• _Stated exercise_
Write the data out again exactly, dropping any images it holds.

• _Raw records_
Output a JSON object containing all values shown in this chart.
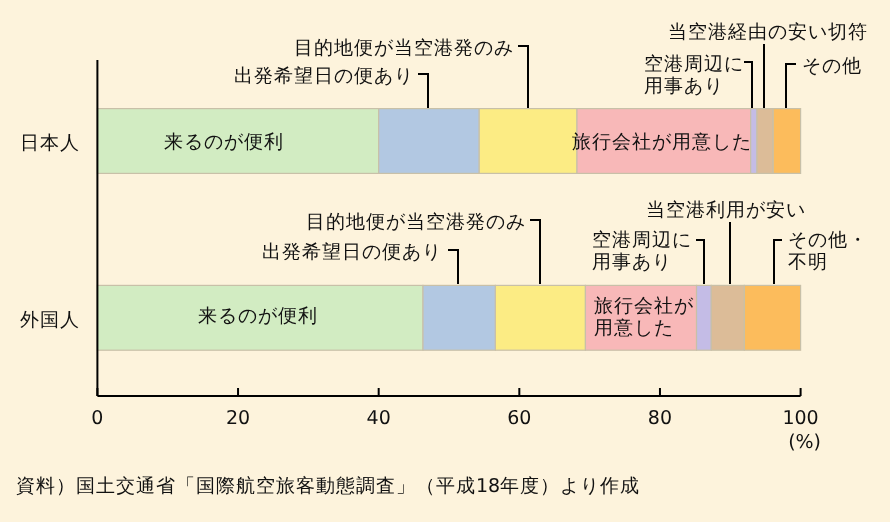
{
  "chart_data": {
    "type": "bar",
    "orientation": "horizontal",
    "stacked": true,
    "categories": [
      "日本人",
      "外国人"
    ],
    "xlabel": "(%)",
    "xlim": [
      0,
      100
    ],
    "xticks": [
      0,
      20,
      40,
      60,
      80,
      100
    ],
    "grid": false,
    "legend": false,
    "series": [
      {
        "color": "#d2ecc2",
        "values": [
          40.0,
          46.3
        ]
      },
      {
        "color": "#b2c8e2",
        "values": [
          14.3,
          10.3
        ]
      },
      {
        "color": "#fcec84",
        "values": [
          13.9,
          12.8
        ]
      },
      {
        "color": "#f8b8b8",
        "values": [
          24.7,
          15.8
        ]
      },
      {
        "color": "#c4bce6",
        "values": [
          0.9,
          2.1
        ]
      },
      {
        "color": "#dcbc98",
        "values": [
          2.3,
          4.7
        ]
      },
      {
        "color": "#fcbc5c",
        "values": [
          3.9,
          8.0
        ]
      }
    ],
    "annotations": [
      "来るのが便利",
      "旅行会社が用意した",
      "出発希望日の便あり",
      "目的地便が当空港発のみ",
      "空港周辺に用事あり",
      "当空港経由の安い切符",
      "その他",
      "来るのが便利",
      "旅行会社が用意した",
      "出発希望日の便あり",
      "目的地便が当空港発のみ",
      "空港周辺に用事あり",
      "当空港利用が安い",
      "その他・不明",
      "資料）国土交通省「国際航空旅客動態調査」（平成18年度）より作成"
    ]
  }
}
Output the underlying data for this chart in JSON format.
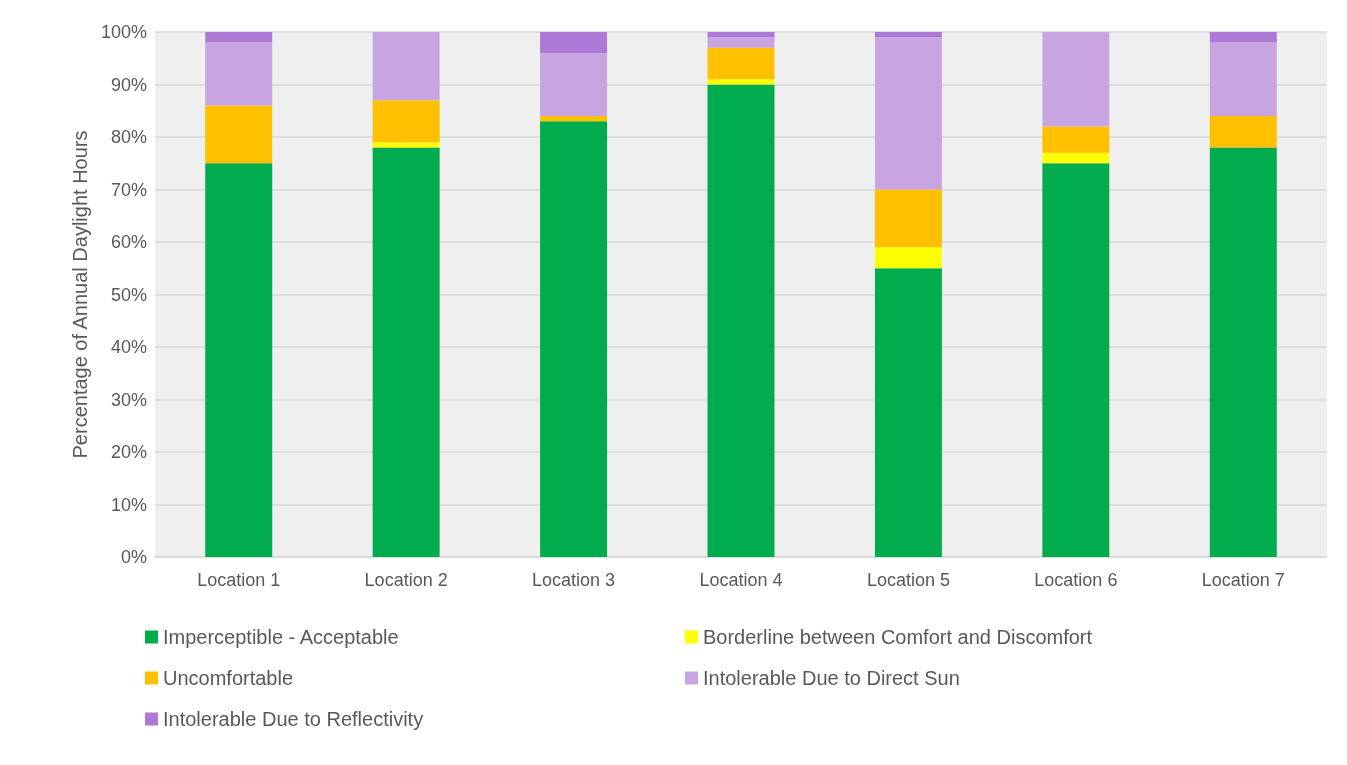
{
  "chart_data": {
    "type": "bar",
    "stacked": true,
    "ylabel": "Percentage of Annual Daylight Hours",
    "categories": [
      "Location 1",
      "Location 2",
      "Location 3",
      "Location 4",
      "Location 5",
      "Location 6",
      "Location 7"
    ],
    "series": [
      {
        "name": "Imperceptible - Acceptable",
        "color": "#00ac4e",
        "values": [
          75,
          78,
          83,
          90,
          55,
          75,
          78
        ]
      },
      {
        "name": "Borderline between Comfort and Discomfort",
        "color": "#ffff00",
        "values": [
          0,
          1,
          0,
          1,
          4,
          2,
          0
        ]
      },
      {
        "name": "Uncomfortable",
        "color": "#ffc000",
        "values": [
          11,
          8,
          1,
          6,
          11,
          5,
          6
        ]
      },
      {
        "name": "Intolerable Due to Direct Sun",
        "color": "#c8a5e1",
        "values": [
          12,
          13,
          12,
          2,
          29,
          18,
          14
        ]
      },
      {
        "name": "Intolerable Due to Reflectivity",
        "color": "#ac7ad6",
        "values": [
          2,
          0,
          4,
          1,
          1,
          0,
          2
        ]
      }
    ],
    "ylim": [
      0,
      100
    ],
    "yticks": [
      {
        "value": 0,
        "label": "0%"
      },
      {
        "value": 10,
        "label": "10%"
      },
      {
        "value": 20,
        "label": "20%"
      },
      {
        "value": 30,
        "label": "30%"
      },
      {
        "value": 40,
        "label": "40%"
      },
      {
        "value": 50,
        "label": "50%"
      },
      {
        "value": 60,
        "label": "60%"
      },
      {
        "value": 70,
        "label": "70%"
      },
      {
        "value": 80,
        "label": "80%"
      },
      {
        "value": 90,
        "label": "90%"
      },
      {
        "value": 100,
        "label": "100%"
      }
    ],
    "grid": "y",
    "legend": "bottom"
  }
}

• _Solution to this task_
Output a JSON object containing all values shown in this chart.
{
  "chart_data": {
    "type": "bar",
    "orientation": "horizontal",
    "stacked": true,
    "categories": [
      "日本人",
      "外国人"
    ],
    "xlabel": "(%)",
    "xlim": [
      0,
      100
    ],
    "xticks": [
      0,
      20,
      40,
      60,
      80,
      100
    ],
    "grid": false,
    "legend": false,
    "series": [
      {
        "color": "#d2ecc2",
        "values": [
          40.0,
          46.3
        ]
      },
      {
        "color": "#b2c8e2",
        "values": [
          14.3,
          10.3
        ]
      },
      {
        "color": "#fcec84",
        "values": [
          13.9,
          12.8
        ]
      },
      {
        "color": "#f8b8b8",
        "values": [
          24.7,
          15.8
        ]
      },
      {
        "color": "#c4bce6",
        "values": [
          0.9,
          2.1
        ]
      },
      {
        "color": "#dcbc98",
        "values": [
          2.3,
          4.7
        ]
      },
      {
        "color": "#fcbc5c",
        "values": [
          3.9,
          8.0
        ]
      }
    ],
    "annotations": [
      "来るのが便利",
      "旅行会社が用意した",
      "出発希望日の便あり",
      "目的地便が当空港発のみ",
      "空港周辺に用事あり",
      "当空港経由の安い切符",
      "その他",
      "来るのが便利",
      "旅行会社が用意した",
      "出発希望日の便あり",
      "目的地便が当空港発のみ",
      "空港周辺に用事あり",
      "当空港利用が安い",
      "その他・不明",
      "資料）国土交通省「国際航空旅客動態調査」（平成18年度）より作成"
    ]
  }
}
Output the underlying data for this chart in JSON format.
{
  "chart_data": {
    "type": "bar",
    "stacked": true,
    "ylabel": "Percentage of Annual Daylight Hours",
    "categories": [
      "Location 1",
      "Location 2",
      "Location 3",
      "Location 4",
      "Location 5",
      "Location 6",
      "Location 7"
    ],
    "series": [
      {
        "name": "Imperceptible - Acceptable",
        "color": "#00ac4e",
        "values": [
          75,
          78,
          83,
          90,
          55,
          75,
          78
        ]
      },
      {
        "name": "Borderline between Comfort and Discomfort",
        "color": "#ffff00",
        "values": [
          0,
          1,
          0,
          1,
          4,
          2,
          0
        ]
      },
      {
        "name": "Uncomfortable",
        "color": "#ffc000",
        "values": [
          11,
          8,
          1,
          6,
          11,
          5,
          6
        ]
      },
      {
        "name": "Intolerable Due to Direct Sun",
        "color": "#c8a5e1",
        "values": [
          12,
          13,
          12,
          2,
          29,
          18,
          14
        ]
      },
      {
        "name": "Intolerable Due to Reflectivity",
        "color": "#ac7ad6",
        "values": [
          2,
          0,
          4,
          1,
          1,
          0,
          2
        ]
      }
    ],
    "ylim": [
      0,
      100
    ],
    "yticks": [
      {
        "value": 0,
        "label": "0%"
      },
      {
        "value": 10,
        "label": "10%"
      },
      {
        "value": 20,
        "label": "20%"
      },
      {
        "value": 30,
        "label": "30%"
      },
      {
        "value": 40,
        "label": "40%"
      },
      {
        "value": 50,
        "label": "50%"
      },
      {
        "value": 60,
        "label": "60%"
      },
      {
        "value": 70,
        "label": "70%"
      },
      {
        "value": 80,
        "label": "80%"
      },
      {
        "value": 90,
        "label": "90%"
      },
      {
        "value": 100,
        "label": "100%"
      }
    ],
    "grid": "y",
    "legend": "bottom"
  }
}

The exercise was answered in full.